(Excerpt from a dataset)

■ ■ ■ ■

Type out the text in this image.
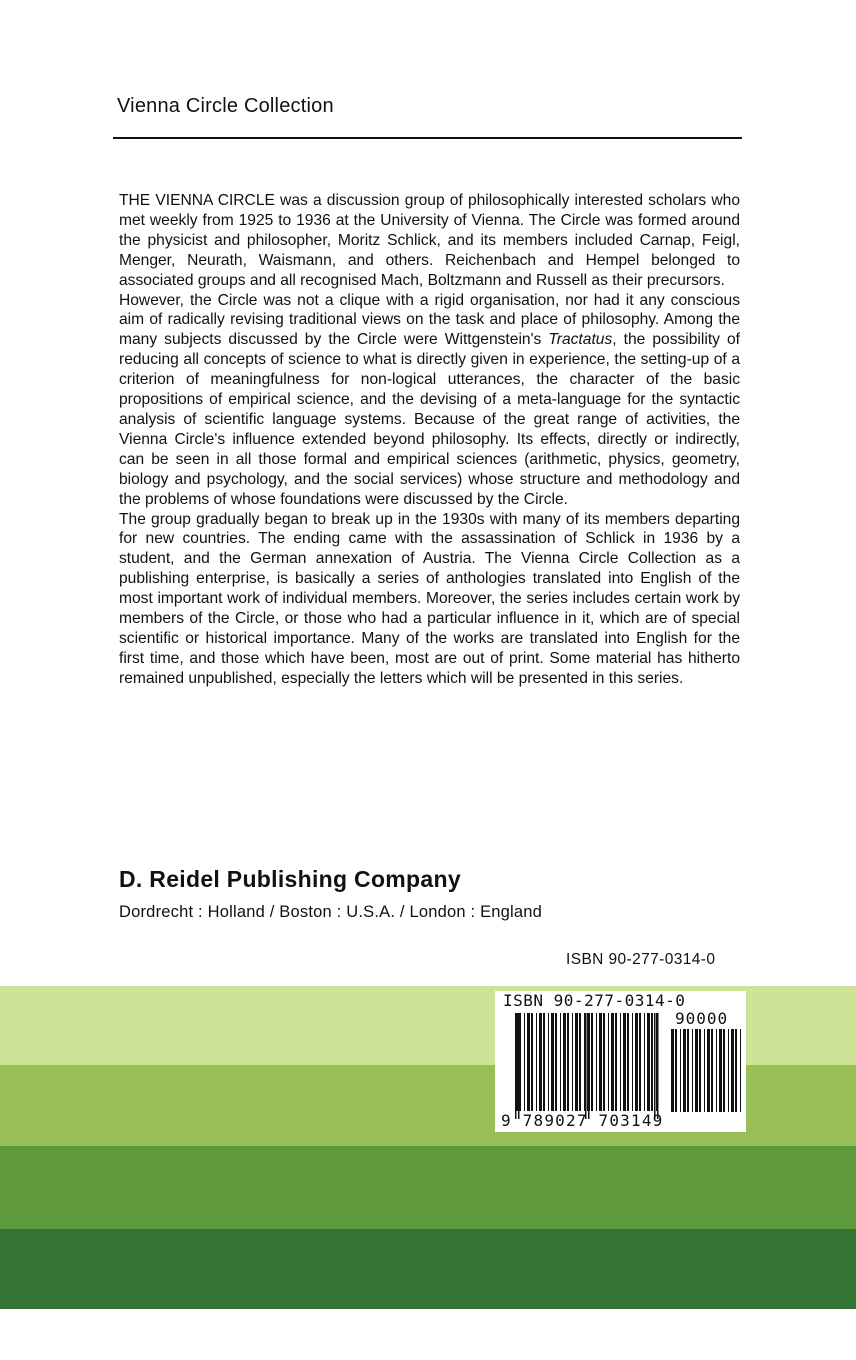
Vienna Circle Collection

THE VIENNA CIRCLE was a discussion group of philosophically interested scholars who met weekly from 1925 to 1936 at the University of Vienna. The Circle was formed around the physicist and philosopher, Moritz Schlick, and its members included Carnap, Feigl, Menger, Neurath, Waismann, and others. Reichenbach and Hempel belonged to associated groups and all recognised Mach, Boltzmann and Russell as their precursors.

However, the Circle was not a clique with a rigid organisation, nor had it any conscious aim of radically revising traditional views on the task and place of philosophy. Among the many subjects discussed by the Circle were Wittgenstein's Tractatus, the possibility of reducing all concepts of science to what is directly given in experience, the setting-up of a criterion of meaningfulness for non-logical utterances, the character of the basic propositions of empirical science, and the devising of a meta-language for the syntactic analysis of scientific language systems. Because of the great range of activities, the Vienna Circle's influence extended beyond philosophy. Its effects, directly or indirectly, can be seen in all those formal and empirical sciences (arithmetic, physics, geometry, biology and psychology, and the social services) whose structure and methodology and the problems of whose foundations were discussed by the Circle.

The group gradually began to break up in the 1930s with many of its members departing for new countries. The ending came with the assassination of Schlick in 1936 by a student, and the German annexation of Austria. The Vienna Circle Collection as a publishing enterprise, is basically a series of anthologies translated into English of the most important work of individual members. Moreover, the series includes certain work by members of the Circle, or those who had a particular influence in it, which are of special scientific or historical importance. Many of the works are translated into English for the first time, and those which have been, most are out of print. Some material has hitherto remained unpublished, especially the letters which will be presented in this series.

D. Reidel Publishing Company
Dordrecht : Holland / Boston : U.S.A. / London : England
ISBN 90-277-0314-0
ISBN 90-277-0314-0
90000
9 789027 703149
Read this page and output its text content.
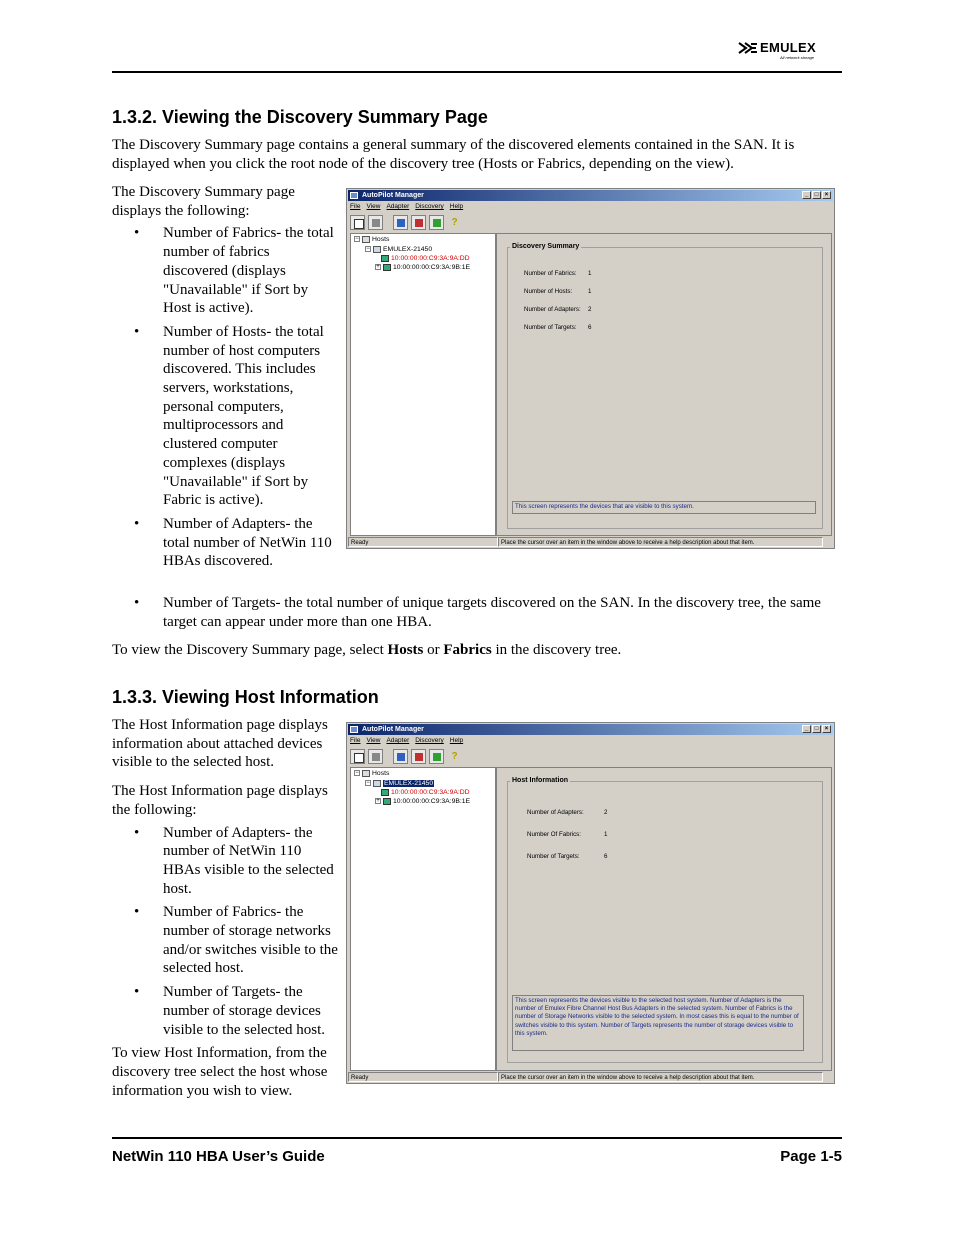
EMULEX
All network storage
1.3.2. Viewing the Discovery Summary Page
The Discovery Summary page contains a general summary of the discovered elements contained in the SAN. It is displayed when you click the root node of the discovery tree (Hosts or Fabrics, depending on the view).
The Discovery Summary page displays the following:
• Number of Fabrics- the total number of fabrics discovered (displays "Unavailable" if Sort by Host is active).
• Number of Hosts- the total number of host computers discovered. This includes servers, workstations, personal computers, multiprocessors and clustered computer complexes (displays "Unavailable" if Sort by Fabric is active).
• Number of Adapters- the total number of NetWin 110 HBAs discovered.
• Number of Targets- the total number of unique targets discovered on the SAN. In the discovery tree, the same target can appear under more than one HBA.
To view the Discovery Summary page, select Hosts or Fabrics in the discovery tree.
AutoPilot Manager	_	□	×
File View Adapter Discovery Help
?
− Hosts
− EMULEX-21450
10:00:00:00:C9:3A:9A:DD
+ 10:00:00:00:C9:3A:9B:1E
Discovery Summary
Number of Fabrics: 1
Number of Hosts:	1
Number of Adapters: 2
Number of Targets: 6
This screen represents the devices that are visible to this system.
Ready	Place the cursor over an item in the window above to receive a help description about that item.
1.3.3. Viewing Host Information
The Host Information page displays information about attached devices visible to the selected host.
The Host Information page displays the following:
• Number of Adapters- the number of NetWin 110 HBAs visible to the selected host.
• Number of Fabrics- the number of storage networks and/or switches visible to the selected host.
• Number of Targets- the number of storage devices visible to the selected host.
To view Host Information, from the discovery tree select the host whose information you wish to view.
AutoPilot Manager	_	□	×
File View Adapter Discovery Help
?
− Hosts
− EMULEX-21450
10:00:00:00:C9:3A:9A:DD
+ 10:00:00:00:C9:3A:9B:1E
Host Information
Number of Adapters:	2
Number Of Fabrics:	1
Number of Targets:	6
This screen represents the devices visible to the selected host system. Number of Adapters is the number of Emulex Fibre Channel Host Bus Adapters in the selected system. Number of Fabrics is the number of Storage Networks visible to the selected system. In most cases this is equal to the number of switches visible to this system. Number of Targets represents the number of storage devices visible to this system.
Ready	Place the cursor over an item in the window above to receive a help description about that item.
NetWin 110 HBA User’s Guide	Page 1-5
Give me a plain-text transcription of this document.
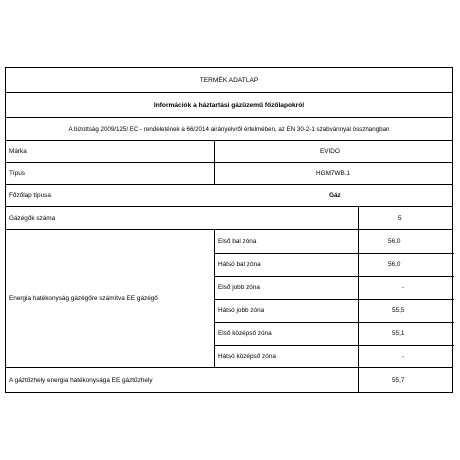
TERMÉK ADATLAP
Információk a háztartási gázüzemű főzőlapokról
A bizottság 2009/125/ EC - rendeletének a 66/2014 airányelvről értelmében, az EN 30-2-1 szabvánnyal összhangban
Márka	EVIDO
Típus	HGM7WB.1
Főzőlap típusa	Gáz
Gázégők száma	5
Energia hatékonyság gázégőre számítva EE gázégő
Első bal zóna	56,0
Hátsó bal zóna	56,0
Első jobb zóna	-
Hátsó jobb zóna	55,5
Első középső zóna	55,1
Hátsó középső zóna	-
A gáztűzhely energia hatékonysága EE gáztűzhely	55,7
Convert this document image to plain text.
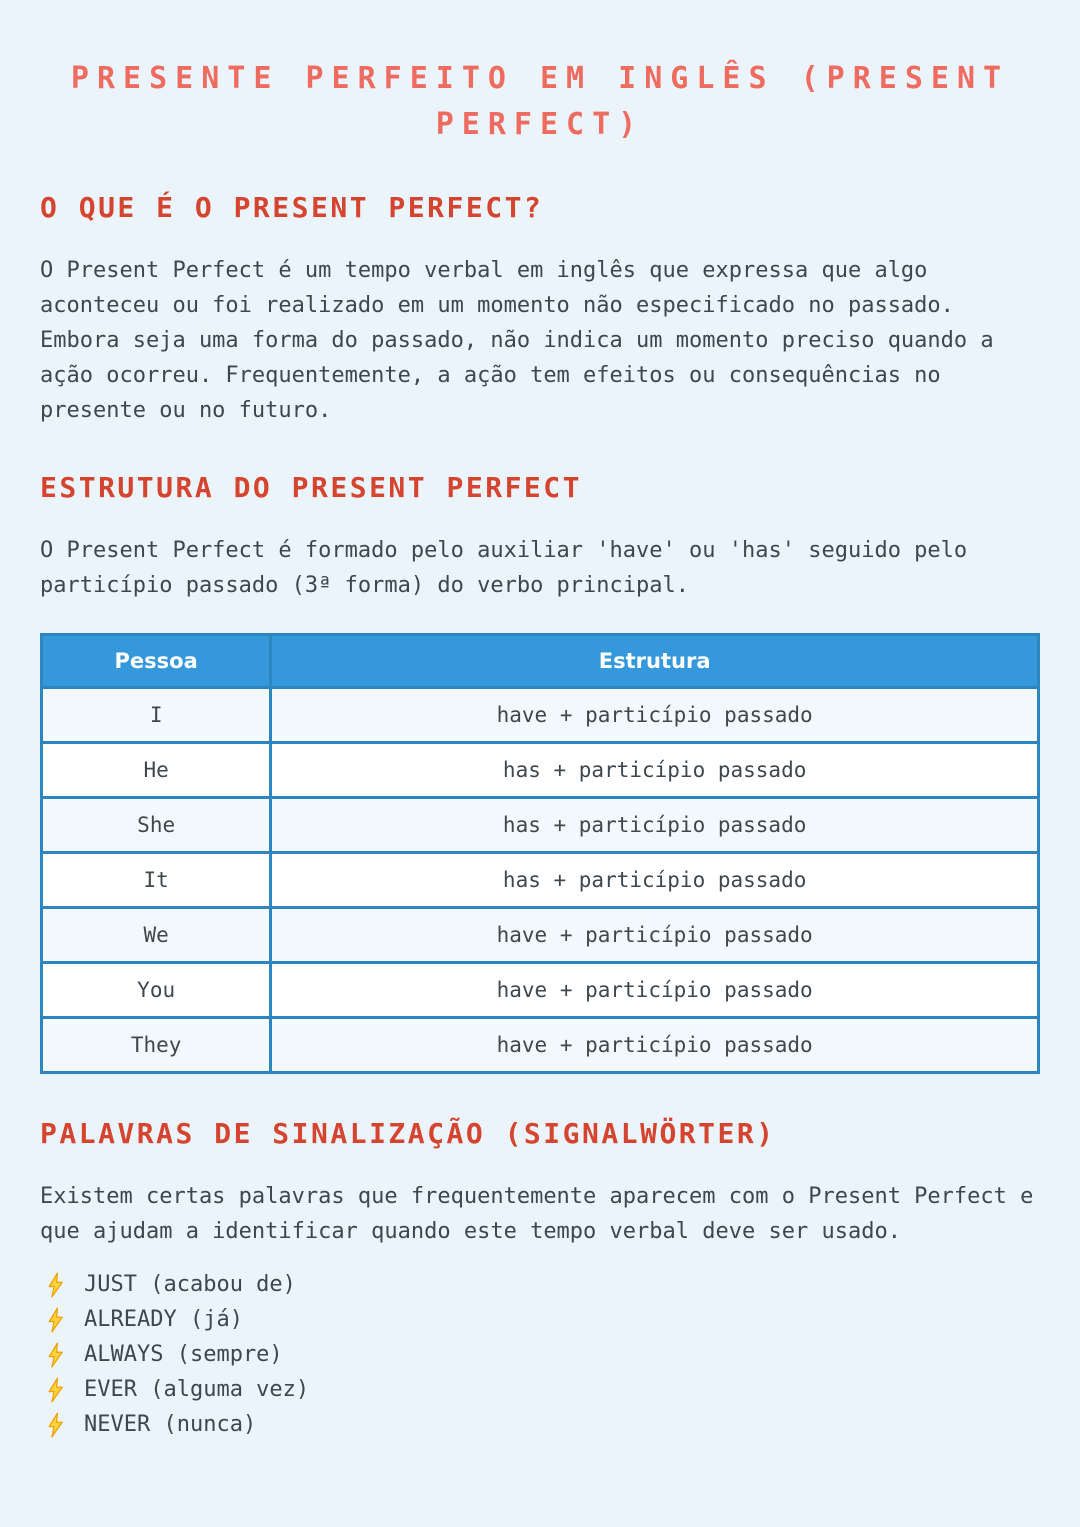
PRESENTE PERFEITO EM INGLÊS (PRESENT PERFECT)
O QUE É O PRESENT PERFECT?

O Present Perfect é um tempo verbal em inglês que expressa que algo aconteceu ou foi realizado em um momento não especificado no passado. Embora seja uma forma do passado, não indica um momento preciso quando a ação ocorreu. Frequentemente, a ação tem efeitos ou consequências no presente ou no futuro.

ESTRUTURA DO PRESENT PERFECT

O Present Perfect é formado pelo auxiliar 'have' ou 'has' seguido pelo particípio passado (3ª forma) do verbo principal.

Pessoa	Estrutura
I	have + particípio passado
He	has + particípio passado
She	has + particípio passado
It	has + particípio passado
We	have + particípio passado
You	have + particípio passado
They	have + particípio passado
PALAVRAS DE SINALIZAÇÃO (SIGNALWÖRTER)

Existem certas palavras que frequentemente aparecem com o Present Perfect e que ajudam a identificar quando este tempo verbal deve ser usado.

JUST (acabou de)
ALREADY (já)
ALWAYS (sempre)
EVER (alguma vez)
NEVER (nunca)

■ ■ ■ ■

Task prompt:
Leave out the pictures and output every record above precisely as given.

Correct output:
Type out the text in this image.
Vienna Circle Collection

THE VIENNA CIRCLE was a discussion group of philosophically interested scholars who met weekly from 1925 to 1936 at the University of Vienna. The Circle was formed around the physicist and philosopher, Moritz Schlick, and its members included Carnap, Feigl, Menger, Neurath, Waismann, and others. Reichenbach and Hempel belonged to associated groups and all recognised Mach, Boltzmann and Russell as their precursors.

However, the Circle was not a clique with a rigid organisation, nor had it any conscious aim of radically revising traditional views on the task and place of philosophy. Among the many subjects discussed by the Circle were Wittgenstein's Tractatus, the possibility of reducing all concepts of science to what is directly given in experience, the setting-up of a criterion of meaningfulness for non-logical utterances, the character of the basic propositions of empirical science, and the devising of a meta-language for the syntactic analysis of scientific language systems. Because of the great range of activities, the Vienna Circle's influence extended beyond philosophy. Its effects, directly or indirectly, can be seen in all those formal and empirical sciences (arithmetic, physics, geometry, biology and psychology, and the social services) whose structure and methodology and the problems of whose foundations were discussed by the Circle.

The group gradually began to break up in the 1930s with many of its members departing for new countries. The ending came with the assassination of Schlick in 1936 by a student, and the German annexation of Austria. The Vienna Circle Collection as a publishing enterprise, is basically a series of anthologies translated into English of the most important work of individual members. Moreover, the series includes certain work by members of the Circle, or those who had a particular influence in it, which are of special scientific or historical importance. Many of the works are translated into English for the first time, and those which have been, most are out of print. Some material has hitherto remained unpublished, especially the letters which will be presented in this series.

D. Reidel Publishing Company
Dordrecht : Holland / Boston : U.S.A. / London : England
ISBN 90-277-0314-0
ISBN 90-277-0314-0
90000
9 789027 703149
Read this page and output its text content.
EMULEX
All network storage
1.3.2. Viewing the Discovery Summary Page
The Discovery Summary page contains a general summary of the discovered elements contained in the SAN. It is displayed when you click the root node of the discovery tree (Hosts or Fabrics, depending on the view).
The Discovery Summary page displays the following:
• Number of Fabrics- the total number of fabrics discovered (displays "Unavailable" if Sort by Host is active).
• Number of Hosts- the total number of host computers discovered. This includes servers, workstations, personal computers, multiprocessors and clustered computer complexes (displays "Unavailable" if Sort by Fabric is active).
• Number of Adapters- the total number of NetWin 110 HBAs discovered.
• Number of Targets- the total number of unique targets discovered on the SAN. In the discovery tree, the same target can appear under more than one HBA.
To view the Discovery Summary page, select Hosts or Fabrics in the discovery tree.
AutoPilot Manager	_	□	×
File View Adapter Discovery Help
?
− Hosts
− EMULEX-21450
10:00:00:00:C9:3A:9A:DD
+ 10:00:00:00:C9:3A:9B:1E
Discovery Summary
Number of Fabrics: 1
Number of Hosts:	1
Number of Adapters: 2
Number of Targets: 6
This screen represents the devices that are visible to this system.
Ready	Place the cursor over an item in the window above to receive a help description about that item.
1.3.3. Viewing Host Information
The Host Information page displays information about attached devices visible to the selected host.
The Host Information page displays the following:
• Number of Adapters- the number of NetWin 110 HBAs visible to the selected host.
• Number of Fabrics- the number of storage networks and/or switches visible to the selected host.
• Number of Targets- the number of storage devices visible to the selected host.
To view Host Information, from the discovery tree select the host whose information you wish to view.
AutoPilot Manager	_	□	×
File View Adapter Discovery Help
?
− Hosts
− EMULEX-21450
10:00:00:00:C9:3A:9A:DD
+ 10:00:00:00:C9:3A:9B:1E
Host Information
Number of Adapters:	2
Number Of Fabrics:	1
Number of Targets:	6
This screen represents the devices visible to the selected host system. Number of Adapters is the number of Emulex Fibre Channel Host Bus Adapters in the selected system. Number of Fabrics is the number of Storage Networks visible to the selected system. In most cases this is equal to the number of switches visible to this system. Number of Targets represents the number of storage devices visible to this system.
Ready	Place the cursor over an item in the window above to receive a help description about that item.
NetWin 110 HBA User’s Guide	Page 1-5
Give me a plain-text transcription of this document.
TERMÉK ADATLAP
Információk a háztartási gázüzemű főzőlapokról
A bizottság 2009/125/ EC - rendeletének a 66/2014 airányelvről értelmében, az EN 30-2-1 szabvánnyal összhangban
Márka	EVIDO
Típus	HGM7WB.1
Főzőlap típusa	Gáz
Gázégők száma	5
Energia hatékonyság gázégőre számítva EE gázégő
Első bal zóna	56,0
Hátsó bal zóna	56,0
Első jobb zóna	-
Hátsó jobb zóna	55,5
Első középső zóna	55,1
Hátsó középső zóna	-
A gáztűzhely energia hatékonysága EE gáztűzhely	55,7
Convert this document image to plain text.
PRESENTE PERFEITO EM INGLÊS (PRESENT PERFECT)
O QUE É O PRESENT PERFECT?

O Present Perfect é um tempo verbal em inglês que expressa que algo aconteceu ou foi realizado em um momento não especificado no passado. Embora seja uma forma do passado, não indica um momento preciso quando a ação ocorreu. Frequentemente, a ação tem efeitos ou consequências no presente ou no futuro.

ESTRUTURA DO PRESENT PERFECT

O Present Perfect é formado pelo auxiliar 'have' ou 'has' seguido pelo particípio passado (3ª forma) do verbo principal.

Pessoa	Estrutura
I	have + particípio passado
He	has + particípio passado
She	has + particípio passado
It	has + particípio passado
We	have + particípio passado
You	have + particípio passado
They	have + particípio passado
PALAVRAS DE SINALIZAÇÃO (SIGNALWÖRTER)

Existem certas palavras que frequentemente aparecem com o Present Perfect e que ajudam a identificar quando este tempo verbal deve ser usado.

JUST (acabou de)
ALREADY (já)
ALWAYS (sempre)
EVER (alguma vez)
NEVER (nunca)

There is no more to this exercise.